Set exercise:
Repeat the listing exactly as given, omitting every image.

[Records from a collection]
= = = =

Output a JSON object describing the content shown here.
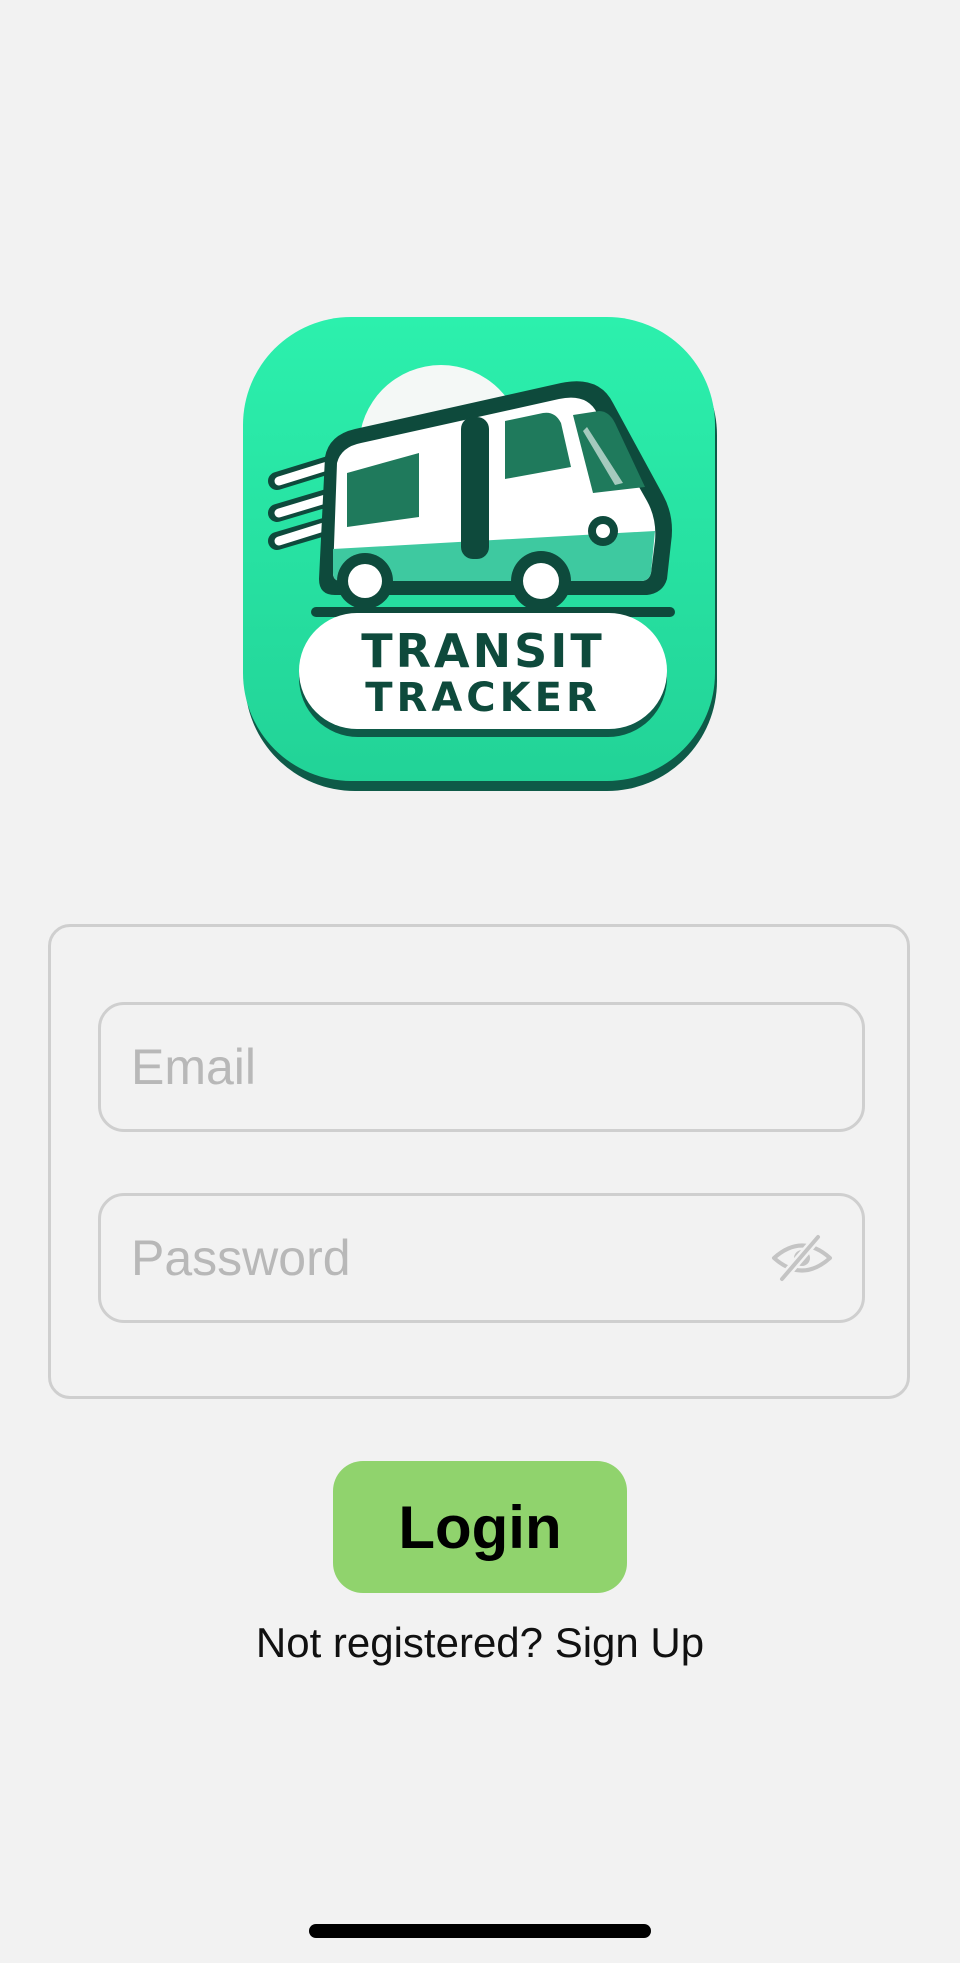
{
  "app": {
    "name": "Transit Tracker",
    "logo_line1": "TRANSIT",
    "logo_line2": "TRACKER"
  },
  "form": {
    "email": {
      "placeholder": "Email",
      "value": ""
    },
    "password": {
      "placeholder": "Password",
      "value": "",
      "toggle_icon": "eye-off-icon"
    }
  },
  "login_button": {
    "label": "Login"
  },
  "signup_prompt": {
    "text": "Not registered? Sign Up"
  },
  "colors": {
    "background": "#f2f2f2",
    "logo_green": "#2ee2a5",
    "logo_dark": "#0e4a3c",
    "login_button": "#90d36d",
    "border": "#cfcfcf",
    "placeholder": "#b8b8b8"
  }
}
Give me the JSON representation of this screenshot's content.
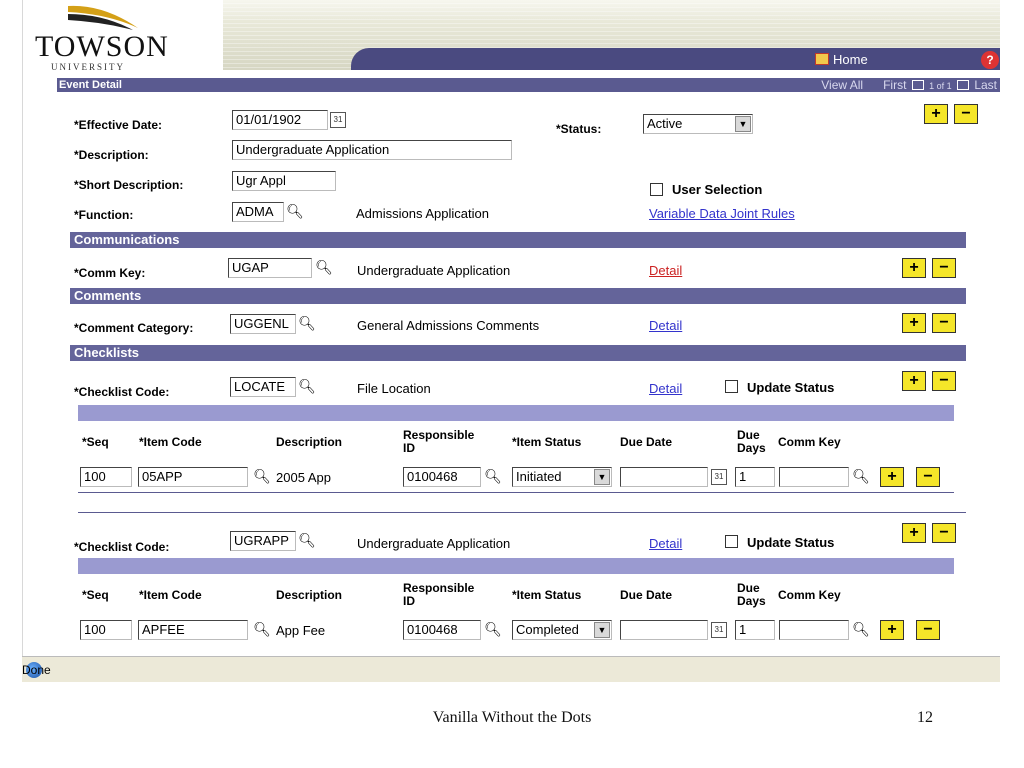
{
  "header": {
    "logo_text": "TOWSON",
    "logo_sub": "UNIVERSITY",
    "home_label": "Home",
    "help_label": "?"
  },
  "event": {
    "section_title": "Event Detail",
    "view_all": "View All",
    "first": "First",
    "count": "1 of 1",
    "last": "Last"
  },
  "form": {
    "effective_date_label": "*Effective Date:",
    "effective_date_value": "01/01/1902",
    "status_label": "*Status:",
    "status_value": "Active",
    "description_label": "*Description:",
    "description_value": "Undergraduate Application",
    "short_desc_label": "*Short Description:",
    "short_desc_value": "Ugr Appl",
    "user_selection_label": "User Selection",
    "function_label": "*Function:",
    "function_value": "ADMA",
    "function_desc": "Admissions Application",
    "variable_link": "Variable Data Joint Rules"
  },
  "communications": {
    "title": "Communications",
    "comm_key_label": "*Comm Key:",
    "comm_key_value": "UGAP",
    "comm_key_desc": "Undergraduate Application",
    "detail": "Detail"
  },
  "comments": {
    "title": "Comments",
    "category_label": "*Comment Category:",
    "category_value": "UGGENL",
    "category_desc": "General Admissions Comments",
    "detail": "Detail"
  },
  "checklists": {
    "title": "Checklists",
    "code_label": "*Checklist Code:",
    "update_status_label": "Update Status",
    "detail": "Detail",
    "columns": {
      "seq": "*Seq",
      "item_code": "*Item Code",
      "description": "Description",
      "resp_id_1": "Responsible",
      "resp_id_2": "ID",
      "item_status": "*Item Status",
      "due_date": "Due Date",
      "due_days_1": "Due",
      "due_days_2": "Days",
      "comm_key": "Comm Key"
    },
    "items": [
      {
        "code": "LOCATE",
        "desc": "File Location",
        "row": {
          "seq": "100",
          "item_code": "05APP",
          "description": "2005 App",
          "resp_id": "0100468",
          "status": "Initiated",
          "due_date": "",
          "due_days": "1",
          "comm_key": ""
        }
      },
      {
        "code": "UGRAPP",
        "desc": "Undergraduate Application",
        "row": {
          "seq": "100",
          "item_code": "APFEE",
          "description": "App Fee",
          "resp_id": "0100468",
          "status": "Completed",
          "due_date": "",
          "due_days": "1",
          "comm_key": ""
        }
      }
    ]
  },
  "buttons": {
    "plus": "+",
    "minus": "−"
  },
  "status_bar": {
    "text": "Done"
  },
  "footer": {
    "title": "Vanilla Without the Dots",
    "page": "12"
  }
}
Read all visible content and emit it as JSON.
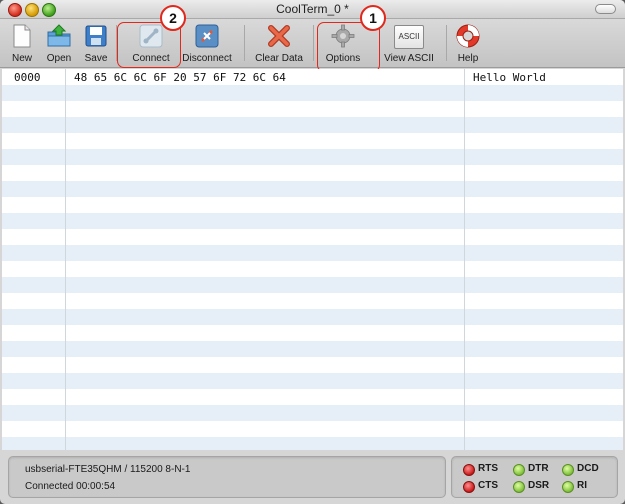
{
  "window": {
    "title": "CoolTerm_0 *"
  },
  "toolbar": {
    "new_label": "New",
    "open_label": "Open",
    "save_label": "Save",
    "connect_label": "Connect",
    "disconnect_label": "Disconnect",
    "clear_data_label": "Clear Data",
    "options_label": "Options",
    "view_ascii_label": "View ASCII",
    "help_label": "Help",
    "ascii_icon_text": "ASCII"
  },
  "annotations": {
    "badge_1": "1",
    "badge_2": "2"
  },
  "data_view": {
    "rows": [
      {
        "offset": "0000",
        "hex": "48 65 6C 6C 6F 20 57 6F 72 6C 64",
        "ascii": "Hello World"
      }
    ]
  },
  "status": {
    "port_line": "usbserial-FTE35QHM / 115200 8-N-1",
    "connection_line": "Connected 00:00:54"
  },
  "signals": {
    "rts": "RTS",
    "dtr": "DTR",
    "dcd": "DCD",
    "cts": "CTS",
    "dsr": "DSR",
    "ri": "RI"
  },
  "colors": {
    "annotation_red": "#e0281c",
    "stripe_blue": "#e6eef8",
    "led_red": "#c91a1a",
    "led_green": "#7fbf3a"
  }
}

= = = =

Output of the task:
Output a JSON object describing the content shown here.
{
  "app": {
    "name": "Transit Tracker",
    "logo_line1": "TRANSIT",
    "logo_line2": "TRACKER"
  },
  "form": {
    "email": {
      "placeholder": "Email",
      "value": ""
    },
    "password": {
      "placeholder": "Password",
      "value": "",
      "toggle_icon": "eye-off-icon"
    }
  },
  "login_button": {
    "label": "Login"
  },
  "signup_prompt": {
    "text": "Not registered? Sign Up"
  },
  "colors": {
    "background": "#f2f2f2",
    "logo_green": "#2ee2a5",
    "logo_dark": "#0e4a3c",
    "login_button": "#90d36d",
    "border": "#cfcfcf",
    "placeholder": "#b8b8b8"
  }
}
Give me the JSON representation of this screenshot's content.
{
  "header": {
    "logo_text": "TOWSON",
    "logo_sub": "UNIVERSITY",
    "home_label": "Home",
    "help_label": "?"
  },
  "event": {
    "section_title": "Event Detail",
    "view_all": "View All",
    "first": "First",
    "count": "1 of 1",
    "last": "Last"
  },
  "form": {
    "effective_date_label": "*Effective Date:",
    "effective_date_value": "01/01/1902",
    "status_label": "*Status:",
    "status_value": "Active",
    "description_label": "*Description:",
    "description_value": "Undergraduate Application",
    "short_desc_label": "*Short Description:",
    "short_desc_value": "Ugr Appl",
    "user_selection_label": "User Selection",
    "function_label": "*Function:",
    "function_value": "ADMA",
    "function_desc": "Admissions Application",
    "variable_link": "Variable Data Joint Rules"
  },
  "communications": {
    "title": "Communications",
    "comm_key_label": "*Comm Key:",
    "comm_key_value": "UGAP",
    "comm_key_desc": "Undergraduate Application",
    "detail": "Detail"
  },
  "comments": {
    "title": "Comments",
    "category_label": "*Comment Category:",
    "category_value": "UGGENL",
    "category_desc": "General Admissions Comments",
    "detail": "Detail"
  },
  "checklists": {
    "title": "Checklists",
    "code_label": "*Checklist Code:",
    "update_status_label": "Update Status",
    "detail": "Detail",
    "columns": {
      "seq": "*Seq",
      "item_code": "*Item Code",
      "description": "Description",
      "resp_id_1": "Responsible",
      "resp_id_2": "ID",
      "item_status": "*Item Status",
      "due_date": "Due Date",
      "due_days_1": "Due",
      "due_days_2": "Days",
      "comm_key": "Comm Key"
    },
    "items": [
      {
        "code": "LOCATE",
        "desc": "File Location",
        "row": {
          "seq": "100",
          "item_code": "05APP",
          "description": "2005 App",
          "resp_id": "0100468",
          "status": "Initiated",
          "due_date": "",
          "due_days": "1",
          "comm_key": ""
        }
      },
      {
        "code": "UGRAPP",
        "desc": "Undergraduate Application",
        "row": {
          "seq": "100",
          "item_code": "APFEE",
          "description": "App Fee",
          "resp_id": "0100468",
          "status": "Completed",
          "due_date": "",
          "due_days": "1",
          "comm_key": ""
        }
      }
    ]
  },
  "buttons": {
    "plus": "+",
    "minus": "−"
  },
  "status_bar": {
    "text": "Done"
  },
  "footer": {
    "title": "Vanilla Without the Dots",
    "page": "12"
  }
}
Read all visible content and emit it as JSON.
{
  "window": {
    "title": "CoolTerm_0 *"
  },
  "toolbar": {
    "new_label": "New",
    "open_label": "Open",
    "save_label": "Save",
    "connect_label": "Connect",
    "disconnect_label": "Disconnect",
    "clear_data_label": "Clear Data",
    "options_label": "Options",
    "view_ascii_label": "View ASCII",
    "help_label": "Help",
    "ascii_icon_text": "ASCII"
  },
  "annotations": {
    "badge_1": "1",
    "badge_2": "2"
  },
  "data_view": {
    "rows": [
      {
        "offset": "0000",
        "hex": "48 65 6C 6C 6F 20 57 6F 72 6C 64",
        "ascii": "Hello World"
      }
    ]
  },
  "status": {
    "port_line": "usbserial-FTE35QHM / 115200 8-N-1",
    "connection_line": "Connected 00:00:54"
  },
  "signals": {
    "rts": "RTS",
    "dtr": "DTR",
    "dcd": "DCD",
    "cts": "CTS",
    "dsr": "DSR",
    "ri": "RI"
  },
  "colors": {
    "annotation_red": "#e0281c",
    "stripe_blue": "#e6eef8",
    "led_red": "#c91a1a",
    "led_green": "#7fbf3a"
  }
}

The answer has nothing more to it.